** begin **
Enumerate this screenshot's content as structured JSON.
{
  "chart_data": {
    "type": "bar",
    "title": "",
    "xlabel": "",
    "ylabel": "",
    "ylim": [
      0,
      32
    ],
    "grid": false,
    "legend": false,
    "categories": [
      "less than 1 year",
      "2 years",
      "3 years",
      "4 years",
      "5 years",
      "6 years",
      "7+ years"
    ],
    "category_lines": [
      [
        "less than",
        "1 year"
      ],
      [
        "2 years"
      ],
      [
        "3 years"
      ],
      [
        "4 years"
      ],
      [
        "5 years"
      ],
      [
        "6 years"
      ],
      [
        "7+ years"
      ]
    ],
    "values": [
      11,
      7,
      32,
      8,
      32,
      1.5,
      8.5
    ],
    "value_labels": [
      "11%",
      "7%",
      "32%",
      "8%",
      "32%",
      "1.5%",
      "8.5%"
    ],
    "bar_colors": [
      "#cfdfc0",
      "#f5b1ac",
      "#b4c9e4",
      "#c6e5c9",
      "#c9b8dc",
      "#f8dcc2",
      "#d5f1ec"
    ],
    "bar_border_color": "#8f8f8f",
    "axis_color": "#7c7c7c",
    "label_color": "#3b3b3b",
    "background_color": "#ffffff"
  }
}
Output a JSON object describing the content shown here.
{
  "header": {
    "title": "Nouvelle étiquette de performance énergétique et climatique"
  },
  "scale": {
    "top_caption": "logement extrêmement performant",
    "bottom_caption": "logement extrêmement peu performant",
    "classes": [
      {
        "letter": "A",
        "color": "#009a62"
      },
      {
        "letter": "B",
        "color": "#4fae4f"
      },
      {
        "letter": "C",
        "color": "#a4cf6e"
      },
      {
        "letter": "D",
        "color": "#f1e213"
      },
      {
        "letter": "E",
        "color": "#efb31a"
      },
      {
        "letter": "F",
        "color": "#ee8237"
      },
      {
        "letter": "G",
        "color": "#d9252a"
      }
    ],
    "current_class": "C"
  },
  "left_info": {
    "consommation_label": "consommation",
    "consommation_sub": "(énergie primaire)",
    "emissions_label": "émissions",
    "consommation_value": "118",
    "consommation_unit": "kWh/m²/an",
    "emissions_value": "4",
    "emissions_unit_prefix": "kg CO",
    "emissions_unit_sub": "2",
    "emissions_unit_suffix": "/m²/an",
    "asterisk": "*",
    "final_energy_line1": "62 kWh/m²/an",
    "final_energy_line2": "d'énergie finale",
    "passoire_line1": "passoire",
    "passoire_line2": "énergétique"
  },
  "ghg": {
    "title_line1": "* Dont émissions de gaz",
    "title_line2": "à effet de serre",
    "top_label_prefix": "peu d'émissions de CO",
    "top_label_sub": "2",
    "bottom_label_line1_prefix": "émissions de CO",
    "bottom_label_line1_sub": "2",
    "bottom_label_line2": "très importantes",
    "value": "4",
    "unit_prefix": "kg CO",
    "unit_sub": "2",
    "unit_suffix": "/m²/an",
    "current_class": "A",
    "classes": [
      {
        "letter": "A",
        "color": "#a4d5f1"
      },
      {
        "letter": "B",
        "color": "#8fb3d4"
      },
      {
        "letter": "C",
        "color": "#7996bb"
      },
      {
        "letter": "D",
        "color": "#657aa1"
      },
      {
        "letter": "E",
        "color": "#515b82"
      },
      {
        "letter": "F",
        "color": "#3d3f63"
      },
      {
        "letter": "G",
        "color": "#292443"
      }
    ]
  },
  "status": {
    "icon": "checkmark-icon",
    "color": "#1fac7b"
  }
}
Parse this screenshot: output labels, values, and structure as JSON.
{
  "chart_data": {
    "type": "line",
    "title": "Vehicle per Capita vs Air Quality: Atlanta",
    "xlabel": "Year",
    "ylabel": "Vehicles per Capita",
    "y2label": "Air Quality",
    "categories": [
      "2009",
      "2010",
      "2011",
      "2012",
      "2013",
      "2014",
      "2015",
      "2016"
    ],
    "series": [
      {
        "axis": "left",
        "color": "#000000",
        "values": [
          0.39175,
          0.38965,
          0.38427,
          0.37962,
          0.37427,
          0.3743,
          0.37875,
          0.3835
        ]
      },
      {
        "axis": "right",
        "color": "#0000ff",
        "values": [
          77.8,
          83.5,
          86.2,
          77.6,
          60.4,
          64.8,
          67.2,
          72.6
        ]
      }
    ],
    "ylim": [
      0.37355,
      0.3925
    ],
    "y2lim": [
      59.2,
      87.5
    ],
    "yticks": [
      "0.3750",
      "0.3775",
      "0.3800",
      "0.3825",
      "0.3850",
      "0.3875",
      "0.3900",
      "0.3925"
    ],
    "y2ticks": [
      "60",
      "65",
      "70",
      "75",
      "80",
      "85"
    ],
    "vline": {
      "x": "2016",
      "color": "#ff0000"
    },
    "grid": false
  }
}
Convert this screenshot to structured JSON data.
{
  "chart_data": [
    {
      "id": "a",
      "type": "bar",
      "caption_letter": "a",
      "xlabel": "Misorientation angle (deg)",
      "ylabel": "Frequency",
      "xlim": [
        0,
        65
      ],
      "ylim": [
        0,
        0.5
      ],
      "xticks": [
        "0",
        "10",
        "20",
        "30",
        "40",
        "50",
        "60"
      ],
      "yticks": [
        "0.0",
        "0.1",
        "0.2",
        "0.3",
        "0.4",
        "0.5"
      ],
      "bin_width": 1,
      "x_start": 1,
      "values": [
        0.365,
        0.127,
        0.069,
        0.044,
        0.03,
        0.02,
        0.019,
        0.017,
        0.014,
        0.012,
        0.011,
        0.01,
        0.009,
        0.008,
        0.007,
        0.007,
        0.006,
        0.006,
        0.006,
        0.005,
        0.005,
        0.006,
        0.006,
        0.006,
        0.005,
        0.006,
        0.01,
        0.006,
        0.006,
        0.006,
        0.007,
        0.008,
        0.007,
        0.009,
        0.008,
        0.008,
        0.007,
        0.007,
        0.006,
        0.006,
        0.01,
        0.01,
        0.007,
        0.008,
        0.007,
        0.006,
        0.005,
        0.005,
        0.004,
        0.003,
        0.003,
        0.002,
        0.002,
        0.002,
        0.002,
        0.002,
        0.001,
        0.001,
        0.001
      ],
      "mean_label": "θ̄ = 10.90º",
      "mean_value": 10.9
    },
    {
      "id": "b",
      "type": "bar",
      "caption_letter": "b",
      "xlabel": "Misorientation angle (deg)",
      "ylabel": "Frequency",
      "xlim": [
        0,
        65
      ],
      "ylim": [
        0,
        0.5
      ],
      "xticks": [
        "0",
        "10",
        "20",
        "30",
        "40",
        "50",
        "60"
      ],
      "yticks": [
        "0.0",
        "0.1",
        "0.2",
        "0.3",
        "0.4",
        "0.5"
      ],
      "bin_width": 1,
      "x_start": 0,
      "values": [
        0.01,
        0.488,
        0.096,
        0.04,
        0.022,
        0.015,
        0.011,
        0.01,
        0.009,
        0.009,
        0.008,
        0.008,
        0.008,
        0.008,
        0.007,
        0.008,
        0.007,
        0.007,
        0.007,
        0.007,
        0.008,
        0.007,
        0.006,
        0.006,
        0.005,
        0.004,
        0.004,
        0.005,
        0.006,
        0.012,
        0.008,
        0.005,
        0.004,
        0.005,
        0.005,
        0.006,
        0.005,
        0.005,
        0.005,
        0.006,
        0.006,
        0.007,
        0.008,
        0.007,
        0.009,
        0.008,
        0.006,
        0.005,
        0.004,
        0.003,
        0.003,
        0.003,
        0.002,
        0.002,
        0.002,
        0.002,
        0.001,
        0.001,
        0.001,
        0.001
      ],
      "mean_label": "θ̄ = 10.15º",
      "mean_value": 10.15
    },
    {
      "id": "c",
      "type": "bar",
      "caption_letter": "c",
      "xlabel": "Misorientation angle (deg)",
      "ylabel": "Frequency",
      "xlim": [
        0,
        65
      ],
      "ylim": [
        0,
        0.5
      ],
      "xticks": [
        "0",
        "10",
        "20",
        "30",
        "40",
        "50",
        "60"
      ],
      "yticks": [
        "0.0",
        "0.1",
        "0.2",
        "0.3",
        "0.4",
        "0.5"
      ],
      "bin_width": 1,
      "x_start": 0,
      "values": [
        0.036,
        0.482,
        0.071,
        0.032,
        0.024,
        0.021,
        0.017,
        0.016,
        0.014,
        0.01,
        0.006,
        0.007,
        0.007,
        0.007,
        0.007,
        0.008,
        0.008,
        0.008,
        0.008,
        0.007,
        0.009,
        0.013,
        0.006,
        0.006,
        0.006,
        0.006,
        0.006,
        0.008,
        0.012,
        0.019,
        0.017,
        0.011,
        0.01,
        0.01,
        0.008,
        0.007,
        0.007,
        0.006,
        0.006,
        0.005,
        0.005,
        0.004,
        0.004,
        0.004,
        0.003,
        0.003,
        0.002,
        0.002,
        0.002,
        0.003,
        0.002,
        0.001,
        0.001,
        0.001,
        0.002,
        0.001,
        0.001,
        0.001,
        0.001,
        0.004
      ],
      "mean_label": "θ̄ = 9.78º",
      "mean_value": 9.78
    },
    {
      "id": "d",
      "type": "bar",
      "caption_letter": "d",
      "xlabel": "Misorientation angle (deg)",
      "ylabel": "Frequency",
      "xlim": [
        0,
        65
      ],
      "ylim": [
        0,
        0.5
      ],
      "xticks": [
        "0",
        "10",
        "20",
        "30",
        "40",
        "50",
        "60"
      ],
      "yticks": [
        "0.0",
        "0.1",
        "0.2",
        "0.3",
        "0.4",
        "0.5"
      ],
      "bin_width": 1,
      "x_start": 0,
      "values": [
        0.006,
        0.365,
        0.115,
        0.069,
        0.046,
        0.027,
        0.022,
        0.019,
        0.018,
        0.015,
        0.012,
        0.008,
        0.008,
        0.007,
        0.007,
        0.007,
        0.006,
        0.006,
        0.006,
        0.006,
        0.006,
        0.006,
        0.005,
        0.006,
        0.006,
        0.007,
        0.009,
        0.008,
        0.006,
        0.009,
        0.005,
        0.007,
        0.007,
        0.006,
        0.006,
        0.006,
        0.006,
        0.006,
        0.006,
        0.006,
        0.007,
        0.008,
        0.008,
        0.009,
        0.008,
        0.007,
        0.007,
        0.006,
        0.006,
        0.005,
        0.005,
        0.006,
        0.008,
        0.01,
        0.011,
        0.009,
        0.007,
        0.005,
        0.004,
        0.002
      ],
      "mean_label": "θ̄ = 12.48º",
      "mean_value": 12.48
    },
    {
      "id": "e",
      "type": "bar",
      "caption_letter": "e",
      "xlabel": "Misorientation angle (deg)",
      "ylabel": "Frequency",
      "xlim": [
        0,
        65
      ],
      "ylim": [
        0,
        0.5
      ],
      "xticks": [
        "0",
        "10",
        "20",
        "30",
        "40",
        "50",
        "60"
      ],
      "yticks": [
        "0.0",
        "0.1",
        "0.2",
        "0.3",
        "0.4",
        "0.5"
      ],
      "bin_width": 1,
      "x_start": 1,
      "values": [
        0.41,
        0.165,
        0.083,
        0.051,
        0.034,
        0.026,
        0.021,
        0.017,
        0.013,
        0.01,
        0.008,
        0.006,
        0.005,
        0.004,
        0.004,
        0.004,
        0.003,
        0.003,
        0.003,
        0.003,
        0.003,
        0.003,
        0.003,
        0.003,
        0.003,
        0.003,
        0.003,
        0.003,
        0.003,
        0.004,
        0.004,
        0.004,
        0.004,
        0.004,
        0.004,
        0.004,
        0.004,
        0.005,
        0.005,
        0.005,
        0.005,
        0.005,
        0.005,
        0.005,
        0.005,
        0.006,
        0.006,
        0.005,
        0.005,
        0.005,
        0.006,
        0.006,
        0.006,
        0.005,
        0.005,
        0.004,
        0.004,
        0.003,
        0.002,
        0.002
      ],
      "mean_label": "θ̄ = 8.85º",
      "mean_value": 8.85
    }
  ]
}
** end **
** PROBLEM DETAILS **
Track down all lines above with the string "years" and copy them.

** REPLY **
      "2 years",
      "3 years",
      "4 years",
      "5 years",
      "6 years",
      "7+ years"
        "2 years"
        "3 years"
        "4 years"
        "5 years"
        "6 years"
        "7+ years"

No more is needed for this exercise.